Items:
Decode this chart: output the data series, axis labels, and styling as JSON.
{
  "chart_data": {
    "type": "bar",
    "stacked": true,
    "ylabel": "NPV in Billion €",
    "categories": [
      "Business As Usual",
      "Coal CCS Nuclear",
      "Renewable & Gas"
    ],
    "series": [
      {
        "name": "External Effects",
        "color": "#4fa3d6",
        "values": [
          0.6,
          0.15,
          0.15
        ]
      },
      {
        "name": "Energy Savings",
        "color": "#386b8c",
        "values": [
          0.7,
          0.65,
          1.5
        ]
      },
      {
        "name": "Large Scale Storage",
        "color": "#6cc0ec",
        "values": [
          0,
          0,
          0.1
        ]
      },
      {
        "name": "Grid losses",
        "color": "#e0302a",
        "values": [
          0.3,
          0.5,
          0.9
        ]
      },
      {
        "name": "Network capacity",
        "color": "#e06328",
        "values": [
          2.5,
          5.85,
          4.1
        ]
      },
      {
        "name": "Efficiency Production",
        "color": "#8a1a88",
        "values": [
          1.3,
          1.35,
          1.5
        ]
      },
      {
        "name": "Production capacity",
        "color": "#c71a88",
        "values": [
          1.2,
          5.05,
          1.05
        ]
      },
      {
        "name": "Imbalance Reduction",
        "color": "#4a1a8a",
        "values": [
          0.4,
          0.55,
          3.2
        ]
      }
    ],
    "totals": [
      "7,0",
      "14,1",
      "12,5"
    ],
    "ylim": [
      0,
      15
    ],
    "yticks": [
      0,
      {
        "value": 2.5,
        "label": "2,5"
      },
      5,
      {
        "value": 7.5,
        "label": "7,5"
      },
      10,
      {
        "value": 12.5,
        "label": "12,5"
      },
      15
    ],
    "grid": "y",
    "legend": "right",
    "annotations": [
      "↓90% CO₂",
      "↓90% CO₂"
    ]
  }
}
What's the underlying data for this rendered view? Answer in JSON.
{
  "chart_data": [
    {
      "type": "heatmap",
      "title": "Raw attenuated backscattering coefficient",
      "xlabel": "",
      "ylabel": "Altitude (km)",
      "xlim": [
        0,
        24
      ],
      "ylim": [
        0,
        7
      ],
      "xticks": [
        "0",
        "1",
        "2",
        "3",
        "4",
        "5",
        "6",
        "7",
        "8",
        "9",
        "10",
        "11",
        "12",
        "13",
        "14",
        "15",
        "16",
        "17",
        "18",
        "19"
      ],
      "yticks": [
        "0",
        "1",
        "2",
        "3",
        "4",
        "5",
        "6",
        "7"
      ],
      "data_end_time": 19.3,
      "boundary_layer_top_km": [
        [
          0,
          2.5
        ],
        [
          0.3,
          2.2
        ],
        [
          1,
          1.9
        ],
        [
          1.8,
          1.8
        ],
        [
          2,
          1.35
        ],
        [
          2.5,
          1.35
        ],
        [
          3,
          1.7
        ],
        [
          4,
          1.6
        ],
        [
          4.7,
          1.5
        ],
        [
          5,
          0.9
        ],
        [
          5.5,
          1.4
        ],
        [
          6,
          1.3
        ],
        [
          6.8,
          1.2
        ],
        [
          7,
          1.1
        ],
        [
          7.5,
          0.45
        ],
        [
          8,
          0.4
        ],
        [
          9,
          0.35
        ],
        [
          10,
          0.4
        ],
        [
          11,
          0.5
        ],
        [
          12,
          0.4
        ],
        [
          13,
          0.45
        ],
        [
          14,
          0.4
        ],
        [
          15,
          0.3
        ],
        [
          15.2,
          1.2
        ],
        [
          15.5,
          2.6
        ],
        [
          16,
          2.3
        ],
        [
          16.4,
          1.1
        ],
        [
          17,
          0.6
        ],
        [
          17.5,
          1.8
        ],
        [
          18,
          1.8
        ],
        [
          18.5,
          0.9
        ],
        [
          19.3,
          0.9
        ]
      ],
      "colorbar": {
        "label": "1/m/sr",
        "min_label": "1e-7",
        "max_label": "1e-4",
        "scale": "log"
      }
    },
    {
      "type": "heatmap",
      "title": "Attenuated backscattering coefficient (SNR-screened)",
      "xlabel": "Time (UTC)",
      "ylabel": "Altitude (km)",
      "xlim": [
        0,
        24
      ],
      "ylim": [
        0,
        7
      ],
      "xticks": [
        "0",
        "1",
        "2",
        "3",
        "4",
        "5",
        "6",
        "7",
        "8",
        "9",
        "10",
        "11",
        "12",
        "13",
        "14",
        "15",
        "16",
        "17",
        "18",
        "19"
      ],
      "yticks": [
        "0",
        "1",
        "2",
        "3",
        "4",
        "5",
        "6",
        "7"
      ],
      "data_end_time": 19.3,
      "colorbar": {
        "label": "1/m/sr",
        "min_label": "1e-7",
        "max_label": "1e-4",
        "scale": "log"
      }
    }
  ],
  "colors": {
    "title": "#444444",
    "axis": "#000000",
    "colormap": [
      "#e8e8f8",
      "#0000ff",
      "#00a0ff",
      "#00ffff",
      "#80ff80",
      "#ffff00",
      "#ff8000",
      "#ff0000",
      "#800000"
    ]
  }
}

Work to be completed: Each line containing the word "backscattering" counts once; report the total alone.

Answer to this exercise: 2